PROVIDED RECORDS
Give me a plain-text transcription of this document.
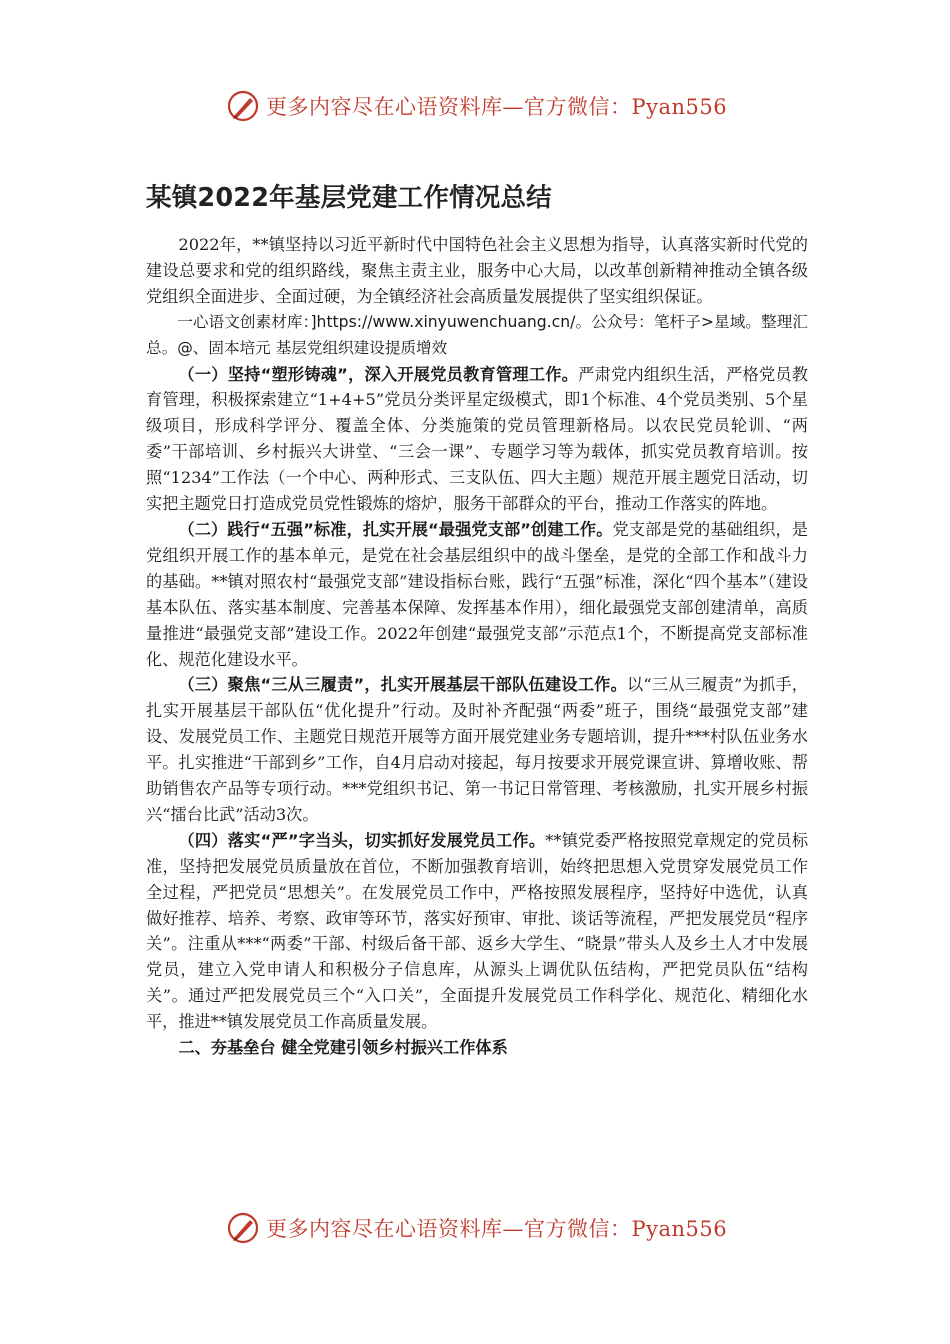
更多内容尽在心语资料库—官方微信：Pyan556
某镇2022年基层党建工作情况总结

2022年，**镇坚持以习近平新时代中国特色社会主义思想为指导，认真落实新时代党的建设总要求和党的组织路线，聚焦主责主业，服务中心大局，以改革创新精神推动全镇各级党组织全面进步、全面过硬，为全镇经济社会高质量发展提供了坚实组织保证。

一心语文创素材库：]https://www.xinyuwenchuang.cn/。公众号：笔杆子>星域。整理汇总。@、固本培元 基层党组织建设提质增效

（一）坚持“塑形铸魂”，深入开展党员教育管理工作。严肃党内组织生活，严格党员教育管理，积极探索建立“1+4+5”党员分类评星定级模式，即1个标准、4个党员类别、5个星级项目，形成科学评分、覆盖全体、分类施策的党员管理新格局。以农民党员轮训、“两委”干部培训、乡村振兴大讲堂、“三会一课”、专题学习等为载体，抓实党员教育培训。按照“1234”工作法（一个中心、两种形式、三支队伍、四大主题）规范开展主题党日活动，切实把主题党日打造成党员党性锻炼的熔炉，服务干部群众的平台，推动工作落实的阵地。

（二）践行“五强”标准，扎实开展“最强党支部”创建工作。党支部是党的基础组织，是党组织开展工作的基本单元，是党在社会基层组织中的战斗堡垒，是党的全部工作和战斗力的基础。**镇对照农村“最强党支部”建设指标台账，践行“五强”标准，深化“四个基本”（建设基本队伍、落实基本制度、完善基本保障、发挥基本作用），细化最强党支部创建清单，高质量推进“最强党支部”建设工作。2022年创建“最强党支部”示范点1个，不断提高党支部标准化、规范化建设水平。

（三）聚焦“三从三履责”，扎实开展基层干部队伍建设工作。以“三从三履责”为抓手，扎实开展基层干部队伍“优化提升”行动。及时补齐配强“两委”班子，围绕“最强党支部”建设、发展党员工作、主题党日规范开展等方面开展党建业务专题培训，提升***村队伍业务水平。扎实推进“干部到乡”工作，自4月启动对接起，每月按要求开展党课宣讲、算增收账、帮助销售农产品等专项行动。***党组织书记、第一书记日常管理、考核激励，扎实开展乡村振兴“擂台比武”活动3次。

（四）落实“严”字当头，切实抓好发展党员工作。**镇党委严格按照党章规定的党员标准，坚持把发展党员质量放在首位，不断加强教育培训，始终把思想入党贯穿发展党员工作全过程，严把党员“思想关”。在发展党员工作中，严格按照发展程序，坚持好中选优，认真做好推荐、培养、考察、政审等环节，落实好预审、审批、谈话等流程，严把发展党员“程序关”。注重从***“两委”干部、村级后备干部、返乡大学生、“晓景”带头人及乡土人才中发展党员，建立入党申请人和积极分子信息库，从源头上调优队伍结构，严把党员队伍“结构关”。通过严把发展党员三个“入口关”，全面提升发展党员工作科学化、规范化、精细化水平，推进**镇发展党员工作高质量发展。

二、夯基垒台 健全党建引领乡村振兴工作体系

更多内容尽在心语资料库—官方微信：Pyan556
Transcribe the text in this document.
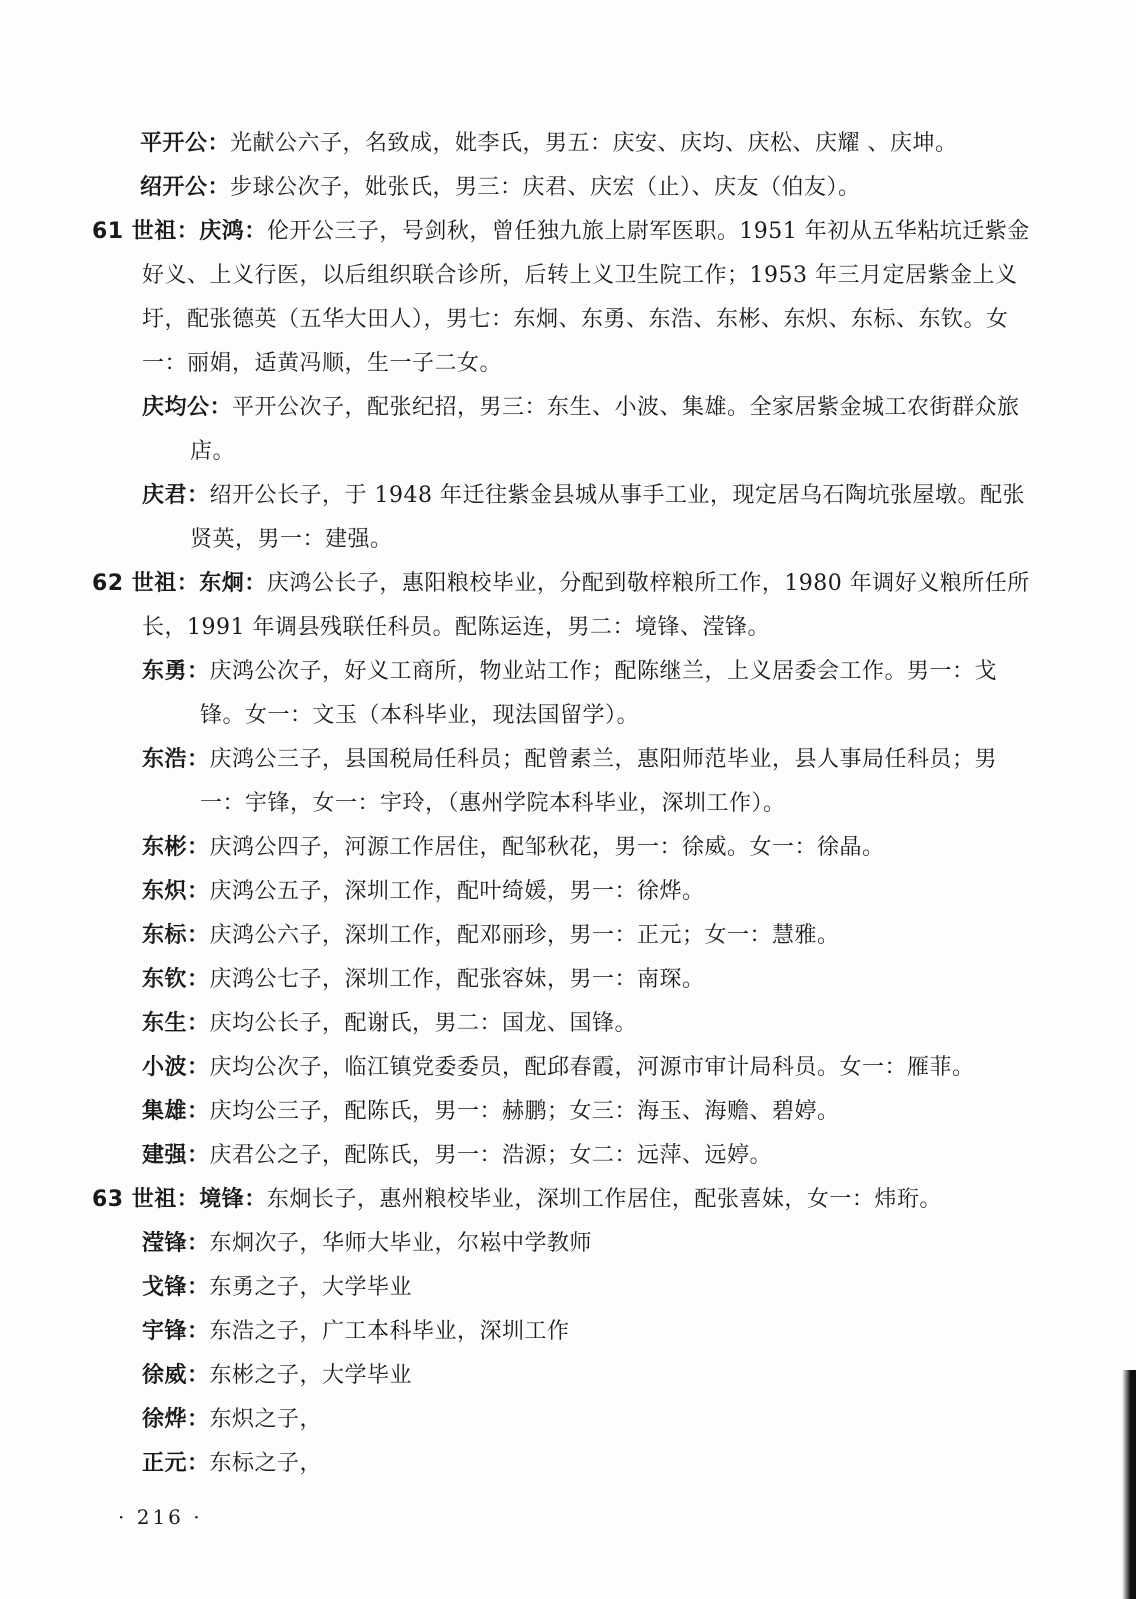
平开公：光献公六子，名致成，妣李氏，男五：庆安、庆均、庆松、庆耀 、庆坤。
绍开公：步球公次子，妣张氏，男三：庆君、庆宏（止）、庆友（伯友）。
61 世祖：庆鸿：伦开公三子，号剑秋，曾任独九旅上尉军医职。1951 年初从五华粘坑迁紫金好义、上义行医，以后组织联合诊所，后转上义卫生院工作；1953 年三月定居紫金上义圩，配张德英（五华大田人），男七：东炯、东勇、东浩、东彬、东炽、东标、东钦。女一：丽娟，适黄冯顺，生一子二女。
庆均公：平开公次子，配张纪招，男三：东生、小波、集雄。全家居紫金城工农街群众旅店。
庆君：绍开公长子，于 1948 年迁往紫金县城从事手工业，现定居乌石陶坑张屋墩。配张贤英，男一：建强。
62 世祖：东炯：庆鸿公长子，惠阳粮校毕业，分配到敬梓粮所工作，1980 年调好义粮所任所长，1991 年调县残联任科员。配陈运连，男二：境锋、滢锋。
东勇：庆鸿公次子，好义工商所，物业站工作；配陈继兰，上义居委会工作。男一：戈锋。女一：文玉（本科毕业，现法国留学）。
东浩：庆鸿公三子，县国税局任科员；配曾素兰，惠阳师范毕业，县人事局任科员；男一：宇锋，女一：宇玲，（惠州学院本科毕业，深圳工作）。
东彬：庆鸿公四子，河源工作居住，配邹秋花，男一：徐威。女一：徐晶。
东炽：庆鸿公五子，深圳工作，配叶绮媛，男一：徐烨。
东标：庆鸿公六子，深圳工作，配邓丽珍，男一：正元；女一：慧雅。
东钦：庆鸿公七子，深圳工作，配张容妹，男一：南琛。
东生：庆均公长子，配谢氏，男二：国龙、国锋。
小波：庆均公次子，临江镇党委委员，配邱春霞，河源市审计局科员。女一：雁菲。
集雄：庆均公三子，配陈氏，男一：赫鹏；女三：海玉、海赡、碧婷。
建强：庆君公之子，配陈氏，男一：浩源；女二：远萍、远婷。
63 世祖：境锋：东炯长子，惠州粮校毕业，深圳工作居住，配张喜妹，女一：炜珩。
滢锋：东炯次子，华师大毕业，尔崧中学教师
戈锋：东勇之子，大学毕业
宇锋：东浩之子，广工本科毕业，深圳工作
徐威：东彬之子，大学毕业
徐烨：东炽之子，
正元：东标之子，
· 216 ·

WHAT THE TASK REQUIRES
Only the number is wanted: how many lines of these entries contain the string "this"?

ANSWER TO THE EXERCISE
2